● Brief:
All of the data that follows should be retyped exactly, please, except the pictures.

_____

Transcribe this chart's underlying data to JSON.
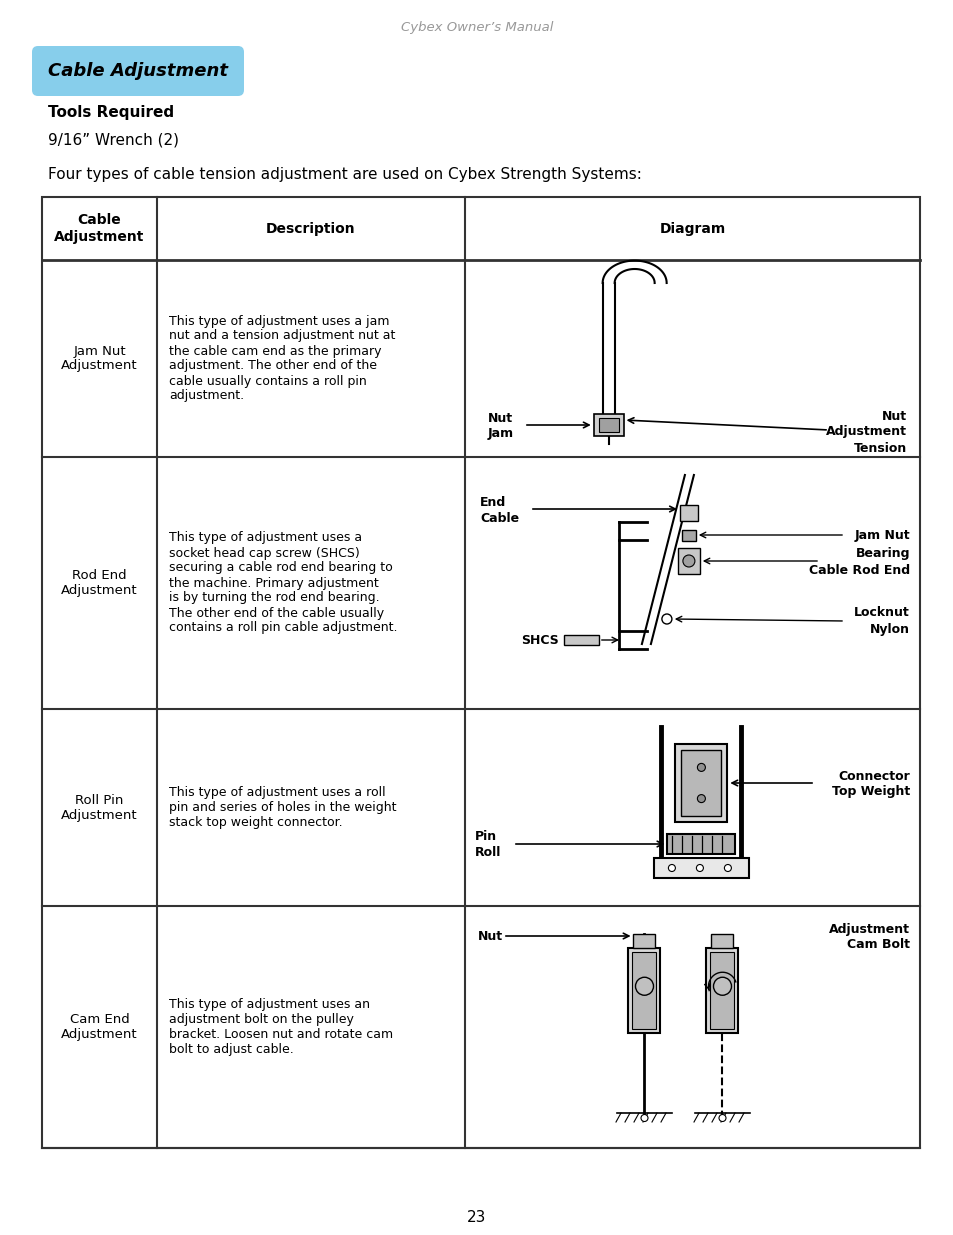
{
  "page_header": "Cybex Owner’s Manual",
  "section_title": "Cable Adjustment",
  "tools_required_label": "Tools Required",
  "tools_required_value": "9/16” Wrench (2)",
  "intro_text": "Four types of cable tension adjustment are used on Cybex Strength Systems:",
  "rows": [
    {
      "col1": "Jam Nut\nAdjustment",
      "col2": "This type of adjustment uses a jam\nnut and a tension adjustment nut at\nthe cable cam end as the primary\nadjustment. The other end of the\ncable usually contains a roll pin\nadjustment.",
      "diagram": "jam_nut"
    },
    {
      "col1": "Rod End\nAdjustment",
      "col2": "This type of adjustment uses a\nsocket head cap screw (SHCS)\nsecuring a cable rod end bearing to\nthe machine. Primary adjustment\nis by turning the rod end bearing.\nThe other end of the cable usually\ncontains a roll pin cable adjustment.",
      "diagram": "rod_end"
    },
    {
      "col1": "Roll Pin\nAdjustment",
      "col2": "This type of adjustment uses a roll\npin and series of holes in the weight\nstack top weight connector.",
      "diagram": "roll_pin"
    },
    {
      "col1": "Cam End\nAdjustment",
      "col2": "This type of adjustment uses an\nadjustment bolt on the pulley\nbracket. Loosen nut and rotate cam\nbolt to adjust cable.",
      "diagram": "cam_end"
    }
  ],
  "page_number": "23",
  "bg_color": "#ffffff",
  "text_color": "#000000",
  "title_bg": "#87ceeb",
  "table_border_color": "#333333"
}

_____

● Full output:
Transcribe this chart's underlying data to JSON.
{
  "page_header": "Cybex Owner’s Manual",
  "section_title": "Cable Adjustment",
  "tools_required_label": "Tools Required",
  "tools_required_value": "9/16” Wrench (2)",
  "intro_text": "Four types of cable tension adjustment are used on Cybex Strength Systems:",
  "rows": [
    {
      "col1": "Jam Nut\nAdjustment",
      "col2": "This type of adjustment uses a jam\nnut and a tension adjustment nut at\nthe cable cam end as the primary\nadjustment. The other end of the\ncable usually contains a roll pin\nadjustment.",
      "diagram": "jam_nut"
    },
    {
      "col1": "Rod End\nAdjustment",
      "col2": "This type of adjustment uses a\nsocket head cap screw (SHCS)\nsecuring a cable rod end bearing to\nthe machine. Primary adjustment\nis by turning the rod end bearing.\nThe other end of the cable usually\ncontains a roll pin cable adjustment.",
      "diagram": "rod_end"
    },
    {
      "col1": "Roll Pin\nAdjustment",
      "col2": "This type of adjustment uses a roll\npin and series of holes in the weight\nstack top weight connector.",
      "diagram": "roll_pin"
    },
    {
      "col1": "Cam End\nAdjustment",
      "col2": "This type of adjustment uses an\nadjustment bolt on the pulley\nbracket. Loosen nut and rotate cam\nbolt to adjust cable.",
      "diagram": "cam_end"
    }
  ],
  "page_number": "23",
  "bg_color": "#ffffff",
  "text_color": "#000000",
  "title_bg": "#87ceeb",
  "table_border_color": "#333333"
}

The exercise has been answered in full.